WHAT IS NEEDED >>
Pick out all lines with the word "Legyen" from the records that follow.

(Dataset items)
◆ ◆ ◆

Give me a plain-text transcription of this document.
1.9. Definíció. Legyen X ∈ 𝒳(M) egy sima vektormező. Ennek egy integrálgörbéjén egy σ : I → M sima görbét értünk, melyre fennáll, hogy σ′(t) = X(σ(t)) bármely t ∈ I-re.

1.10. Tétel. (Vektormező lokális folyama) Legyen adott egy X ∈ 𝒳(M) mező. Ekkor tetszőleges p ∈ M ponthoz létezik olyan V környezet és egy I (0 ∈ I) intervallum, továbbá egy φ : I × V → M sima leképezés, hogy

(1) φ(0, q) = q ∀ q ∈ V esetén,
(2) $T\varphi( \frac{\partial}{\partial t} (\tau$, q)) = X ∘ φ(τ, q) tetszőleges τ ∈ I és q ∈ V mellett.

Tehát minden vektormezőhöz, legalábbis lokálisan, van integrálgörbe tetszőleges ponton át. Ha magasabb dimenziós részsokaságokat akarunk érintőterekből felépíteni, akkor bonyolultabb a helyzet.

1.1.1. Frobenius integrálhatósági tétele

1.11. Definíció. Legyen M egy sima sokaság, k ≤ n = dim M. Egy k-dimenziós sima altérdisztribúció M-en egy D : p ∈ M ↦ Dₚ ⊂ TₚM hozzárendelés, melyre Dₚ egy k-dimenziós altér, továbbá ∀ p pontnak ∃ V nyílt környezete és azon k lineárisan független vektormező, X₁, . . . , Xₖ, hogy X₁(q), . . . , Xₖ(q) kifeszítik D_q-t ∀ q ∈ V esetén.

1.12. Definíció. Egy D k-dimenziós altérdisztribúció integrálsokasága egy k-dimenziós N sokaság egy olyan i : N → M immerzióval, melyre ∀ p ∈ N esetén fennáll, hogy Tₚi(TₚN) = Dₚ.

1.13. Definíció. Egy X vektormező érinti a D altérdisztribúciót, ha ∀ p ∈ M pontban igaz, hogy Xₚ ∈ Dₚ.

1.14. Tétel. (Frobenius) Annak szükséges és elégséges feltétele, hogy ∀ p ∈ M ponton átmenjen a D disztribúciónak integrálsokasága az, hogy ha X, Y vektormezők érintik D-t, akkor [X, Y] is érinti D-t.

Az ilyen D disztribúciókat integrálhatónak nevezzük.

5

◆ ◆ ◆

RESULT OF THIS EXERCISE >>
1.9. Definíció. Legyen X ∈ 𝒳(M) egy sima vektormező. Ennek egy integrálgörbéjén egy σ : I → M sima görbét értünk, melyre fennáll, hogy σ′(t) = X(σ(t)) bármely t ∈ I-re.
1.10. Tétel. (Vektormező lokális folyama) Legyen adott egy X ∈ 𝒳(M) mező. Ekkor tetszőleges p ∈ M ponthoz létezik olyan V környezet és egy I (0 ∈ I) intervallum, továbbá egy φ : I × V → M sima leképezés, hogy
1.11. Definíció. Legyen M egy sima sokaság, k ≤ n = dim M. Egy k-dimenziós sima altérdisztribúció M-en egy D : p ∈ M ↦ Dₚ ⊂ TₚM hozzárendelés, melyre Dₚ egy k-dimenziós altér, továbbá ∀ p pontnak ∃ V nyílt környezete és azon k lineárisan független vektormező, X₁, . . . , Xₖ, hogy X₁(q), . . . , Xₖ(q) kifeszítik D_q-t ∀ q ∈ V esetén.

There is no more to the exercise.